**Brief**
In the data below, locate each line with the word "Peak" and list it.
=======
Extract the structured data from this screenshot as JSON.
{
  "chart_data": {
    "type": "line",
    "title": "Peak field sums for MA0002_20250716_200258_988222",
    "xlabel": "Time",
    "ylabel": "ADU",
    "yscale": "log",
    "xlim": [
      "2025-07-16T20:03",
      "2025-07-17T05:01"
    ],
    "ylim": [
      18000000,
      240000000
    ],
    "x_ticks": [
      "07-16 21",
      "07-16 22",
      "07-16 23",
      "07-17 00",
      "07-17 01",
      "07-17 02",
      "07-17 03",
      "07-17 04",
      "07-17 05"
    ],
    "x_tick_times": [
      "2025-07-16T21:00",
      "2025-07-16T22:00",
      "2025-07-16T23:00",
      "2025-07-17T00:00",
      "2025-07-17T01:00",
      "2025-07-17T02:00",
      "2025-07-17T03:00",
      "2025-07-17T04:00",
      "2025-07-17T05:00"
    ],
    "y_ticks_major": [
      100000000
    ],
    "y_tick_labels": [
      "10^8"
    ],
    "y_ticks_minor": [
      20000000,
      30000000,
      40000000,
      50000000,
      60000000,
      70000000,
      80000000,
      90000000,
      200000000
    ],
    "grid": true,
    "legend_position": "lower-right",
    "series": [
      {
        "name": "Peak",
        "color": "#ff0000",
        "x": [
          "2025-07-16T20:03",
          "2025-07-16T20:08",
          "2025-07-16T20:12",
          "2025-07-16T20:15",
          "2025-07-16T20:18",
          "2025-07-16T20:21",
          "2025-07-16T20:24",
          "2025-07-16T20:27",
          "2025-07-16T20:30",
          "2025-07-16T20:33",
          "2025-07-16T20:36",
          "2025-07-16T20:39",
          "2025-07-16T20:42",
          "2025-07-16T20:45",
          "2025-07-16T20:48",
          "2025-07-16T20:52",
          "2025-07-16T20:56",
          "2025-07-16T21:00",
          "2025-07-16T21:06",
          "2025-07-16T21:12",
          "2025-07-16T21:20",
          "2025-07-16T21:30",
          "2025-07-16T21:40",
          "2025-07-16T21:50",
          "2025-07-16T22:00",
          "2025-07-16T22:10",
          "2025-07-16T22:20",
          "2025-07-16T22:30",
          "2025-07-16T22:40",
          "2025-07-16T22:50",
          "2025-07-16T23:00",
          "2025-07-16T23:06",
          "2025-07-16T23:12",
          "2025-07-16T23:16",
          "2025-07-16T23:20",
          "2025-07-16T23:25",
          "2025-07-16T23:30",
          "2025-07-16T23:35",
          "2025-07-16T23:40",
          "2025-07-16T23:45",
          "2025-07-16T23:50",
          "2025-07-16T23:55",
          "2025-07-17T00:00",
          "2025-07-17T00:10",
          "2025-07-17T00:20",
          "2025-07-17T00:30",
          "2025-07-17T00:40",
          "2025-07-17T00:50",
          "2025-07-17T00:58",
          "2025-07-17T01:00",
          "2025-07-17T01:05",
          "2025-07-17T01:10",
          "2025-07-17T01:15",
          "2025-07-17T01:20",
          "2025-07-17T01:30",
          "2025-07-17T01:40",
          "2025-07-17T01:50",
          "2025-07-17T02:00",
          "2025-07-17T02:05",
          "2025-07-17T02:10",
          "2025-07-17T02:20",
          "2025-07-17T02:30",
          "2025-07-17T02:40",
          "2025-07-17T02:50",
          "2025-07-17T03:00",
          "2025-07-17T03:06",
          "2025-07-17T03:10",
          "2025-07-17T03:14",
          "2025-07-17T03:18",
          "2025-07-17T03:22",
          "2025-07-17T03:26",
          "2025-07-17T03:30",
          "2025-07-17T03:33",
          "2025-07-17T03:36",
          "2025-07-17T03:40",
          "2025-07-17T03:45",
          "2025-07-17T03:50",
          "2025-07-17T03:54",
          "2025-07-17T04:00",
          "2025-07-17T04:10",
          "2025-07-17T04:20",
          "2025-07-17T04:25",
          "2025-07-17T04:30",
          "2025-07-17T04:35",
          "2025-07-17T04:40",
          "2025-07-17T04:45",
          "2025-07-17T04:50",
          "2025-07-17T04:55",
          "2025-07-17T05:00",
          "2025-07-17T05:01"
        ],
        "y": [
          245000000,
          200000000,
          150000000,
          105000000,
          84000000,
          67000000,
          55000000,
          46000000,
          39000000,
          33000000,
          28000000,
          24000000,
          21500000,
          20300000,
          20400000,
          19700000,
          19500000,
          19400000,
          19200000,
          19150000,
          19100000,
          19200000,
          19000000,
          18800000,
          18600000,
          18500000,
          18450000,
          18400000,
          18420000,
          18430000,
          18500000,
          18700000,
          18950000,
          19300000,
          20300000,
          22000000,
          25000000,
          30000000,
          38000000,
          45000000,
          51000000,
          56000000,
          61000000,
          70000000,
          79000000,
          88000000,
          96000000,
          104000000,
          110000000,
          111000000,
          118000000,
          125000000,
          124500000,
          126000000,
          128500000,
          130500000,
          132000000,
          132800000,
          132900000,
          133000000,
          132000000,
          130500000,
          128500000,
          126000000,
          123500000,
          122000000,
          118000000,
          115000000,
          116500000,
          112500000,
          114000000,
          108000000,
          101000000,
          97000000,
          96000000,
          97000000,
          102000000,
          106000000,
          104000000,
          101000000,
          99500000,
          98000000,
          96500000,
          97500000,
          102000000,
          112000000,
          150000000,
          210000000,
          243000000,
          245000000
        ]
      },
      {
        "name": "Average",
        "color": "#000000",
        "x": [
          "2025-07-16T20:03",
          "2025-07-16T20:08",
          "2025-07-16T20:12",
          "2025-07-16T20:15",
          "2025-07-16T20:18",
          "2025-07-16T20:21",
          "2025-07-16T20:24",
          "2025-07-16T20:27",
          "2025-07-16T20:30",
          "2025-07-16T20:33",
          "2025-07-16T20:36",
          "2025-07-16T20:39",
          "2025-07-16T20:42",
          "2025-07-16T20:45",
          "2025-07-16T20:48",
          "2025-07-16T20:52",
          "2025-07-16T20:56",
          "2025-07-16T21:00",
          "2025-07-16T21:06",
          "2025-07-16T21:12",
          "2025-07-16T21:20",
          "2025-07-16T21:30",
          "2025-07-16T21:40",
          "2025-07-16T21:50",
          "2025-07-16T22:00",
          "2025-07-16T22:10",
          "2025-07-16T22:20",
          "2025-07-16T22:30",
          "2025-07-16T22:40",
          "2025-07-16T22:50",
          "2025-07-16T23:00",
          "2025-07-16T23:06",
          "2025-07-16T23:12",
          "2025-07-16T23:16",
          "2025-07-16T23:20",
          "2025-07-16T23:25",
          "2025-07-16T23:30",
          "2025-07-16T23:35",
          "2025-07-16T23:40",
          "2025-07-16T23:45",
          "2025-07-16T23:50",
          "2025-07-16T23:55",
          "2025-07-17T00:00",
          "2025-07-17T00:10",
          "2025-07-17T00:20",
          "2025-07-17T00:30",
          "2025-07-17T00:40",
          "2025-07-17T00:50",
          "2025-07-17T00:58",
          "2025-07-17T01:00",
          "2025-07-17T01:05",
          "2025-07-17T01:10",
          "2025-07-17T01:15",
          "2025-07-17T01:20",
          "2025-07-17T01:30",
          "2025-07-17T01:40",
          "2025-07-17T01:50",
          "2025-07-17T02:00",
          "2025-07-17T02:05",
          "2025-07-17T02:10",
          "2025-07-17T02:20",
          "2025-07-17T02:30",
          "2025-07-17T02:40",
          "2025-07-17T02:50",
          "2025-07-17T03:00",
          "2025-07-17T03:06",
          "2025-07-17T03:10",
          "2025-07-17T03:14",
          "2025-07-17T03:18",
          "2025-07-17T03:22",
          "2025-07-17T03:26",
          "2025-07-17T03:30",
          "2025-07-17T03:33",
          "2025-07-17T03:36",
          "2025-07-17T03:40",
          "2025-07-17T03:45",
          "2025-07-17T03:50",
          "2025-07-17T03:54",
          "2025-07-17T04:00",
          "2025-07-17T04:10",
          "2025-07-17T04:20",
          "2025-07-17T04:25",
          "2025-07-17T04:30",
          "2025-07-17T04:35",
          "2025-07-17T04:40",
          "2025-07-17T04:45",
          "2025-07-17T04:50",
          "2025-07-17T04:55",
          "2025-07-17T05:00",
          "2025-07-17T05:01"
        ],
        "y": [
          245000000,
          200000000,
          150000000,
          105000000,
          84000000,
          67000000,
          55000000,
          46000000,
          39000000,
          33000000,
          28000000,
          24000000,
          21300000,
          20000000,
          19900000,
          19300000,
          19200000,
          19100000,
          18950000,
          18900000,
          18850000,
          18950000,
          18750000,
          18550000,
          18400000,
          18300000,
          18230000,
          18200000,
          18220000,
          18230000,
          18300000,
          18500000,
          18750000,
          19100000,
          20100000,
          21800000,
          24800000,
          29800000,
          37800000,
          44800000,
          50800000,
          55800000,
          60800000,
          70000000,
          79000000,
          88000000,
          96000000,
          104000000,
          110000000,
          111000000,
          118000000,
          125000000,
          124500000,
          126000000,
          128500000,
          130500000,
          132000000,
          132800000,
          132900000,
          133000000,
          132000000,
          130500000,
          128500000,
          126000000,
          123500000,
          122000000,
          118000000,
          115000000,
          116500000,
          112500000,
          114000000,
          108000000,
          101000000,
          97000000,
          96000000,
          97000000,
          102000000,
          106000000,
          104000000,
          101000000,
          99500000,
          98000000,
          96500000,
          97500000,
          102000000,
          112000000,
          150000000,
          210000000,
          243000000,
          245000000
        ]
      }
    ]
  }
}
=======
**Final result**
    "title": "Peak field sums for MA0002_20250716_200258_988222",
        "name": "Peak",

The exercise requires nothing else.